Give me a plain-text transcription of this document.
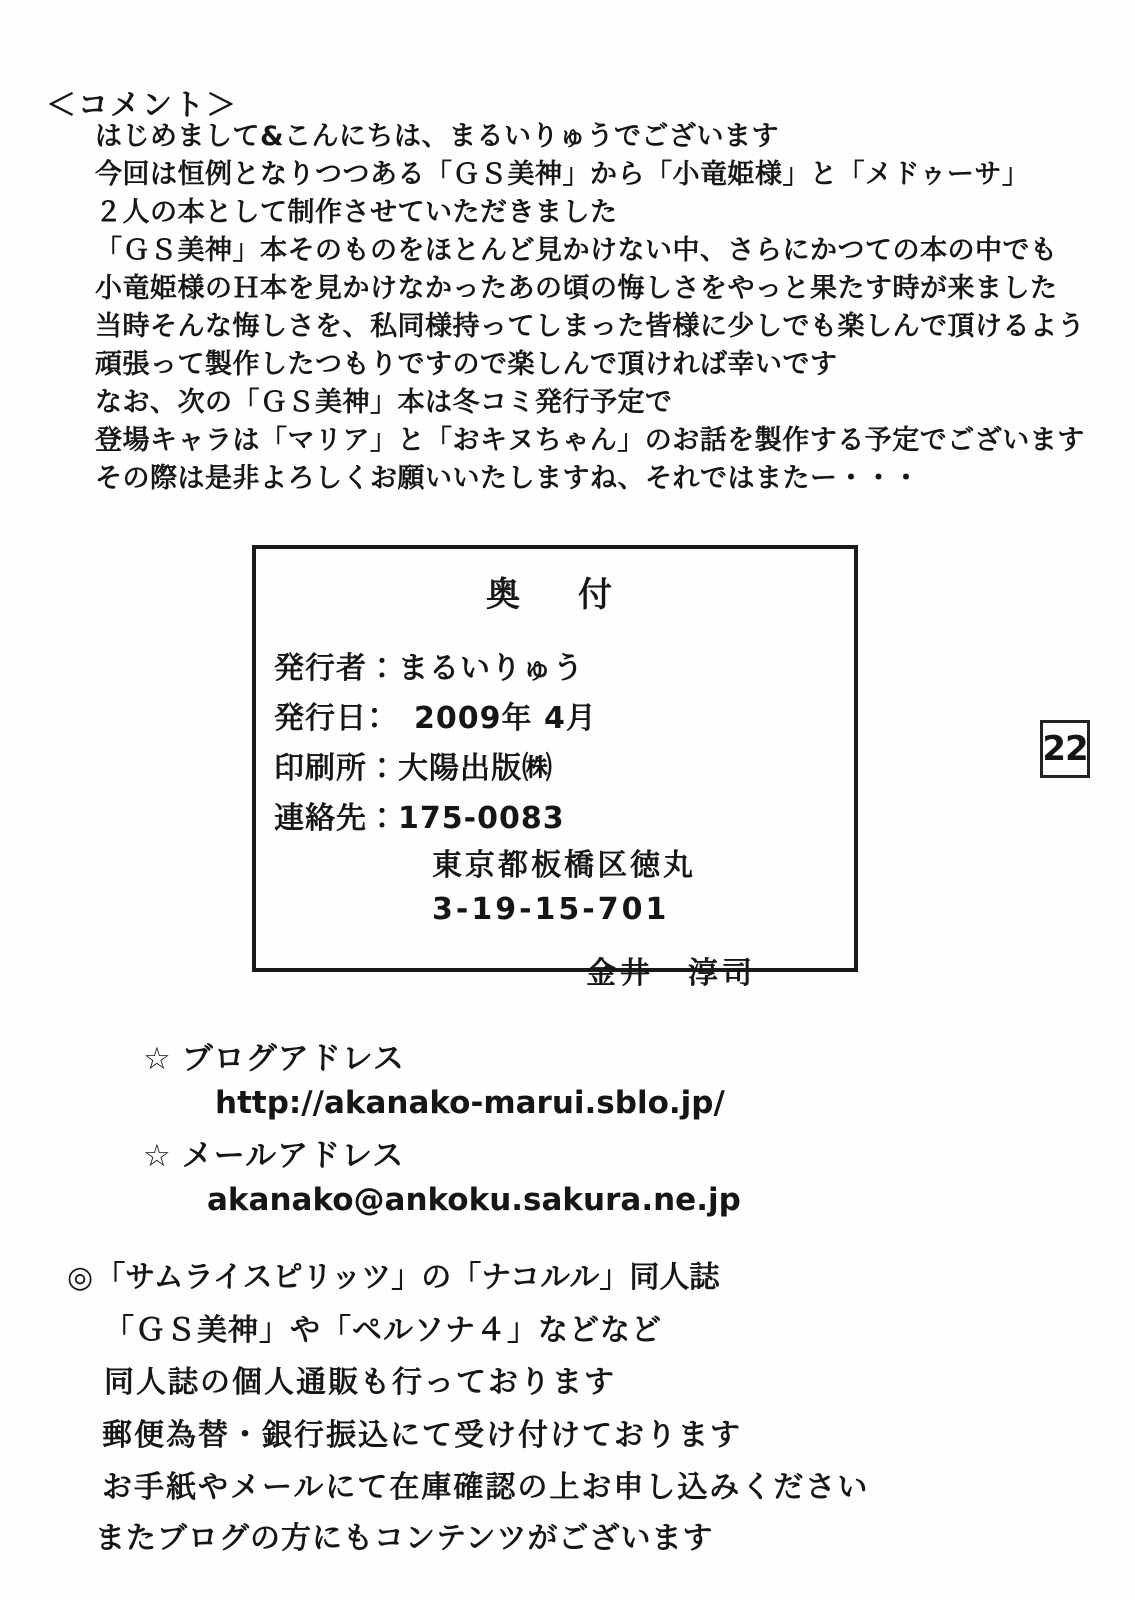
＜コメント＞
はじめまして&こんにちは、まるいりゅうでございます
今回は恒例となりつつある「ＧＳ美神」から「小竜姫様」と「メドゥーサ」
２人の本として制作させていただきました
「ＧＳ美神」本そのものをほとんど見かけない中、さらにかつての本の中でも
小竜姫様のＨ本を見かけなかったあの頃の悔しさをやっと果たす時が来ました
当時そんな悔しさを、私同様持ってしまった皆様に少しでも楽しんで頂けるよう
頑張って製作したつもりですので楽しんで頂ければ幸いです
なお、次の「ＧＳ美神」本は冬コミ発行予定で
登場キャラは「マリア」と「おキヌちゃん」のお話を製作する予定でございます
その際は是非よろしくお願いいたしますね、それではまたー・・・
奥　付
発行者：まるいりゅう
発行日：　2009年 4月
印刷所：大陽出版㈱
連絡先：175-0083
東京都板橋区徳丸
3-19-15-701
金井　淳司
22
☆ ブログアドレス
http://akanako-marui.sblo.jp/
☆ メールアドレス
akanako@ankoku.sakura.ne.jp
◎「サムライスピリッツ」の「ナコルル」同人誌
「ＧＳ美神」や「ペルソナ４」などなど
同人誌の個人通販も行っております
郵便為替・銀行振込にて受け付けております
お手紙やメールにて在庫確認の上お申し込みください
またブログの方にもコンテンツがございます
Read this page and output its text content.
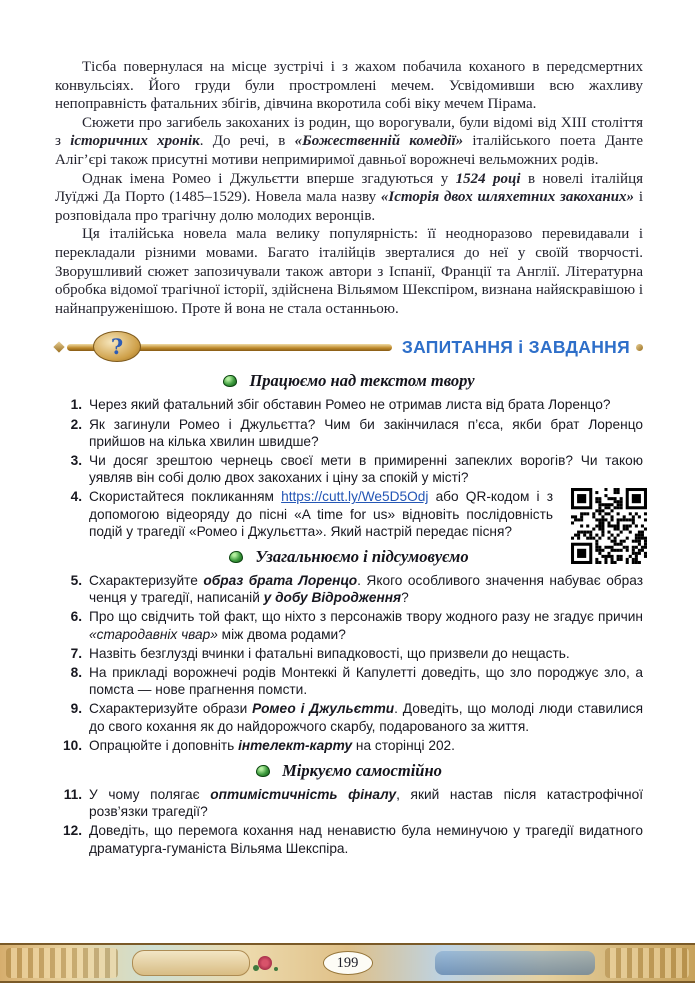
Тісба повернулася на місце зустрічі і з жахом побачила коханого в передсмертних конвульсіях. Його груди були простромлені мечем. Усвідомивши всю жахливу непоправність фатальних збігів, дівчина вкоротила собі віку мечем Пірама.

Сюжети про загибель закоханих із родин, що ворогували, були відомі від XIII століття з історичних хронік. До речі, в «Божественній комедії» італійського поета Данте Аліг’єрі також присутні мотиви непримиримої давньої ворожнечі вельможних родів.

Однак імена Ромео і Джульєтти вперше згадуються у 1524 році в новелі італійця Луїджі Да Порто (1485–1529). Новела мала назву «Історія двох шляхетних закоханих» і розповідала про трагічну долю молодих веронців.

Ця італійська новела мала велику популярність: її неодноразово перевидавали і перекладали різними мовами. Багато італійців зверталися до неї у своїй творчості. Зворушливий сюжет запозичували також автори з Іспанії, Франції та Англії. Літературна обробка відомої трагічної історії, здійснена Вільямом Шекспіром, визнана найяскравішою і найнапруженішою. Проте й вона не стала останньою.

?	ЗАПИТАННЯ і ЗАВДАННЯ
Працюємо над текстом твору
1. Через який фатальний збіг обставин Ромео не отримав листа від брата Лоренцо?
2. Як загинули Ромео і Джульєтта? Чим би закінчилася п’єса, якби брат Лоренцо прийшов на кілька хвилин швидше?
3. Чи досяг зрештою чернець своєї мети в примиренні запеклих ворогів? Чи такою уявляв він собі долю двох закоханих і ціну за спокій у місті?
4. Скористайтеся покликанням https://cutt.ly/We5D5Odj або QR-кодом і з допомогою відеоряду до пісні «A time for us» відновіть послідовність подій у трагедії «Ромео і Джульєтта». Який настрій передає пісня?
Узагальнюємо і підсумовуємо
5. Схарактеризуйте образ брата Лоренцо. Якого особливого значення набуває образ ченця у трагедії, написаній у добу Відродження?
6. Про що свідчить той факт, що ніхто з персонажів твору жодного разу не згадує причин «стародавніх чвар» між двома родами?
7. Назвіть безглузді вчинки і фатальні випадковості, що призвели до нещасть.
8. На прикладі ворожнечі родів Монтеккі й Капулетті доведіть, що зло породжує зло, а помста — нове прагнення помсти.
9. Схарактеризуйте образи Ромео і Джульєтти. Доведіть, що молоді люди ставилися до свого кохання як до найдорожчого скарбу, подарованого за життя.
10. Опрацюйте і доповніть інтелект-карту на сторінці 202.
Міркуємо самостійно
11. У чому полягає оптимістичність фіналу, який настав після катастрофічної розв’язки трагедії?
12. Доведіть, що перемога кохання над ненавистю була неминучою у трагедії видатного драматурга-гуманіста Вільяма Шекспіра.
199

Given problem
Reproduce each line exactly, please, except for any pictures.

Task answer
Give me a plain-text transcription of this document.
＜コメント＞
はじめまして&こんにちは、まるいりゅうでございます
今回は恒例となりつつある「ＧＳ美神」から「小竜姫様」と「メドゥーサ」
２人の本として制作させていただきました
「ＧＳ美神」本そのものをほとんど見かけない中、さらにかつての本の中でも
小竜姫様のＨ本を見かけなかったあの頃の悔しさをやっと果たす時が来ました
当時そんな悔しさを、私同様持ってしまった皆様に少しでも楽しんで頂けるよう
頑張って製作したつもりですので楽しんで頂ければ幸いです
なお、次の「ＧＳ美神」本は冬コミ発行予定で
登場キャラは「マリア」と「おキヌちゃん」のお話を製作する予定でございます
その際は是非よろしくお願いいたしますね、それではまたー・・・
奥　付
発行者：まるいりゅう
発行日：　2009年 4月
印刷所：大陽出版㈱
連絡先：175-0083
東京都板橋区徳丸
3-19-15-701
金井　淳司
22
☆ ブログアドレス
http://akanako-marui.sblo.jp/
☆ メールアドレス
akanako@ankoku.sakura.ne.jp
◎「サムライスピリッツ」の「ナコルル」同人誌
「ＧＳ美神」や「ペルソナ４」などなど
同人誌の個人通販も行っております
郵便為替・銀行振込にて受け付けております
お手紙やメールにて在庫確認の上お申し込みください
またブログの方にもコンテンツがございます
Read this page and output its text content.
Тісба повернулася на місце зустрічі і з жахом побачила коханого в передсмертних конвульсіях. Його груди були простромлені мечем. Усвідомивши всю жахливу непоправність фатальних збігів, дівчина вкоротила собі віку мечем Пірама.

Сюжети про загибель закоханих із родин, що ворогували, були відомі від XIII століття з історичних хронік. До речі, в «Божественній комедії» італійського поета Данте Аліг’єрі також присутні мотиви непримиримої давньої ворожнечі вельможних родів.

Однак імена Ромео і Джульєтти вперше згадуються у 1524 році в новелі італійця Луїджі Да Порто (1485–1529). Новела мала назву «Історія двох шляхетних закоханих» і розповідала про трагічну долю молодих веронців.

Ця італійська новела мала велику популярність: її неодноразово перевидавали і перекладали різними мовами. Багато італійців зверталися до неї у своїй творчості. Зворушливий сюжет запозичували також автори з Іспанії, Франції та Англії. Літературна обробка відомої трагічної історії, здійснена Вільямом Шекспіром, визнана найяскравішою і найнапруженішою. Проте й вона не стала останньою.

?	ЗАПИТАННЯ і ЗАВДАННЯ
Працюємо над текстом твору
1. Через який фатальний збіг обставин Ромео не отримав листа від брата Лоренцо?
2. Як загинули Ромео і Джульєтта? Чим би закінчилася п’єса, якби брат Лоренцо прийшов на кілька хвилин швидше?
3. Чи досяг зрештою чернець своєї мети в примиренні запеклих ворогів? Чи такою уявляв він собі долю двох закоханих і ціну за спокій у місті?
4. Скористайтеся покликанням https://cutt.ly/We5D5Odj або QR-кодом і з допомогою відеоряду до пісні «A time for us» відновіть послідовність подій у трагедії «Ромео і Джульєтта». Який настрій передає пісня?
Узагальнюємо і підсумовуємо
5. Схарактеризуйте образ брата Лоренцо. Якого особливого значення набуває образ ченця у трагедії, написаній у добу Відродження?
6. Про що свідчить той факт, що ніхто з персонажів твору жодного разу не згадує причин «стародавніх чвар» між двома родами?
7. Назвіть безглузді вчинки і фатальні випадковості, що призвели до нещасть.
8. На прикладі ворожнечі родів Монтеккі й Капулетті доведіть, що зло породжує зло, а помста — нове прагнення помсти.
9. Схарактеризуйте образи Ромео і Джульєтти. Доведіть, що молоді люди ставилися до свого кохання як до найдорожчого скарбу, подарованого за життя.
10. Опрацюйте і доповніть інтелект-карту на сторінці 202.
Міркуємо самостійно
11. У чому полягає оптимістичність фіналу, який настав після катастрофічної розв’язки трагедії?
12. Доведіть, що перемога кохання над ненавистю була неминучою у трагедії видатного драматурга-гуманіста Вільяма Шекспіра.
199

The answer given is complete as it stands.